--- Records for this task ---

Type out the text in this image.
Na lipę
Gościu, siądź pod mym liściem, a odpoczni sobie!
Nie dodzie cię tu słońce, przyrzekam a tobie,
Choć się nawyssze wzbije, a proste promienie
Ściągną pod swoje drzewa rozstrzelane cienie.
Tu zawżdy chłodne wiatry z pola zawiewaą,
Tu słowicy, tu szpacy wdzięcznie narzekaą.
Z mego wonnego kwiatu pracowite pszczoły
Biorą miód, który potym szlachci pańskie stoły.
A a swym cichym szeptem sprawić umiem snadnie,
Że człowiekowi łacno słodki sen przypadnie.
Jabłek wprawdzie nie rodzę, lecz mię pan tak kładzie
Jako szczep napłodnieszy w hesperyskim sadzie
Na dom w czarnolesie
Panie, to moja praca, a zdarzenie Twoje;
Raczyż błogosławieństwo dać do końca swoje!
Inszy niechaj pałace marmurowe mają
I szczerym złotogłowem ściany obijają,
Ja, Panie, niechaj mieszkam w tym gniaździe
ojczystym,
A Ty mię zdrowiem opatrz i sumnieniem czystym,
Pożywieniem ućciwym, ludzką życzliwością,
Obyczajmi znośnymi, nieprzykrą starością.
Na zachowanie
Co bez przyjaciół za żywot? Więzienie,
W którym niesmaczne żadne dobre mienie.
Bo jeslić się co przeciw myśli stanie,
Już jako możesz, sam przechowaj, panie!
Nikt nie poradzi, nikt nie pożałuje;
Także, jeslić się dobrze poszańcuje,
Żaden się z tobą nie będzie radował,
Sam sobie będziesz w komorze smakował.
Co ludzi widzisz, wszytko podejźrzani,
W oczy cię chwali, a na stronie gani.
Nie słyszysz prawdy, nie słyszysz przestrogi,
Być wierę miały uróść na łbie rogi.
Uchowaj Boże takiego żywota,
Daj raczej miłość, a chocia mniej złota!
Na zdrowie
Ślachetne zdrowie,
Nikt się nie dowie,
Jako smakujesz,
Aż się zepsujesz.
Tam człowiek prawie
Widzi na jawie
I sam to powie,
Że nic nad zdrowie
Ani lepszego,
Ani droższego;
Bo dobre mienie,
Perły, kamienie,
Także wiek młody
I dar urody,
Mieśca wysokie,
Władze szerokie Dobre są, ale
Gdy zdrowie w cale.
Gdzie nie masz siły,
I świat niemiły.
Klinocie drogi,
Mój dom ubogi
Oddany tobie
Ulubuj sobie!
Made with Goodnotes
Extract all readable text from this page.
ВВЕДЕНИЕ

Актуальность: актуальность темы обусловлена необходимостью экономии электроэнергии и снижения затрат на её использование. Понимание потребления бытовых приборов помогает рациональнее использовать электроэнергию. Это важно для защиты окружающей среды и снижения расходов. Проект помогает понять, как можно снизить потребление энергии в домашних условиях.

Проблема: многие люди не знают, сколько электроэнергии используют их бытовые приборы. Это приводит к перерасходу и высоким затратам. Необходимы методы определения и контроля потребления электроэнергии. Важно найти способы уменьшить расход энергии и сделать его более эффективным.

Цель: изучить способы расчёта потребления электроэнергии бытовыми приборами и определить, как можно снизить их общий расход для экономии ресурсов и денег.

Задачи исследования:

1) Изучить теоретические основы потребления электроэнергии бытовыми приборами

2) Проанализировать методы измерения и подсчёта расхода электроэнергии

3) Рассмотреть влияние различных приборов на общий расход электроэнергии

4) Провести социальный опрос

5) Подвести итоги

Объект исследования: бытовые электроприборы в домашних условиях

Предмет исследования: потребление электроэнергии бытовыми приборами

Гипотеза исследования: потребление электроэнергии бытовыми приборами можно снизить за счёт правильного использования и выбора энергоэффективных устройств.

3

---

Write out all the records above again, exactly as they stand.

#### Solution to this exercise:
Type out the text in this image.
Na lipę
Gościu, siądź pod mym liściem, a odpoczni sobie!
Nie dodzie cię tu słońce, przyrzekam a tobie,
Choć się nawyssze wzbije, a proste promienie
Ściągną pod swoje drzewa rozstrzelane cienie.
Tu zawżdy chłodne wiatry z pola zawiewaą,
Tu słowicy, tu szpacy wdzięcznie narzekaą.
Z mego wonnego kwiatu pracowite pszczoły
Biorą miód, który potym szlachci pańskie stoły.
A a swym cichym szeptem sprawić umiem snadnie,
Że człowiekowi łacno słodki sen przypadnie.
Jabłek wprawdzie nie rodzę, lecz mię pan tak kładzie
Jako szczep napłodnieszy w hesperyskim sadzie
Na dom w czarnolesie
Panie, to moja praca, a zdarzenie Twoje;
Raczyż błogosławieństwo dać do końca swoje!
Inszy niechaj pałace marmurowe mają
I szczerym złotogłowem ściany obijają,
Ja, Panie, niechaj mieszkam w tym gniaździe
ojczystym,
A Ty mię zdrowiem opatrz i sumnieniem czystym,
Pożywieniem ućciwym, ludzką życzliwością,
Obyczajmi znośnymi, nieprzykrą starością.
Na zachowanie
Co bez przyjaciół za żywot? Więzienie,
W którym niesmaczne żadne dobre mienie.
Bo jeslić się co przeciw myśli stanie,
Już jako możesz, sam przechowaj, panie!
Nikt nie poradzi, nikt nie pożałuje;
Także, jeslić się dobrze poszańcuje,
Żaden się z tobą nie będzie radował,
Sam sobie będziesz w komorze smakował.
Co ludzi widzisz, wszytko podejźrzani,
W oczy cię chwali, a na stronie gani.
Nie słyszysz prawdy, nie słyszysz przestrogi,
Być wierę miały uróść na łbie rogi.
Uchowaj Boże takiego żywota,
Daj raczej miłość, a chocia mniej złota!
Na zdrowie
Ślachetne zdrowie,
Nikt się nie dowie,
Jako smakujesz,
Aż się zepsujesz.
Tam człowiek prawie
Widzi na jawie
I sam to powie,
Że nic nad zdrowie
Ani lepszego,
Ani droższego;
Bo dobre mienie,
Perły, kamienie,
Także wiek młody
I dar urody,
Mieśca wysokie,
Władze szerokie Dobre są, ale
Gdy zdrowie w cale.
Gdzie nie masz siły,
I świat niemiły.
Klinocie drogi,
Mój dom ubogi
Oddany tobie
Ulubuj sobie!
Made with Goodnotes
Extract all readable text from this page.
ВВЕДЕНИЕ

Актуальность: актуальность темы обусловлена необходимостью экономии электроэнергии и снижения затрат на её использование. Понимание потребления бытовых приборов помогает рациональнее использовать электроэнергию. Это важно для защиты окружающей среды и снижения расходов. Проект помогает понять, как можно снизить потребление энергии в домашних условиях.

Проблема: многие люди не знают, сколько электроэнергии используют их бытовые приборы. Это приводит к перерасходу и высоким затратам. Необходимы методы определения и контроля потребления электроэнергии. Важно найти способы уменьшить расход энергии и сделать его более эффективным.

Цель: изучить способы расчёта потребления электроэнергии бытовыми приборами и определить, как можно снизить их общий расход для экономии ресурсов и денег.

Задачи исследования:

1) Изучить теоретические основы потребления электроэнергии бытовыми приборами

2) Проанализировать методы измерения и подсчёта расхода электроэнергии

3) Рассмотреть влияние различных приборов на общий расход электроэнергии

4) Провести социальный опрос

5) Подвести итоги

Объект исследования: бытовые электроприборы в домашних условиях

Предмет исследования: потребление электроэнергии бытовыми приборами

Гипотеза исследования: потребление электроэнергии бытовыми приборами можно снизить за счёт правильного использования и выбора энергоэффективных устройств.

3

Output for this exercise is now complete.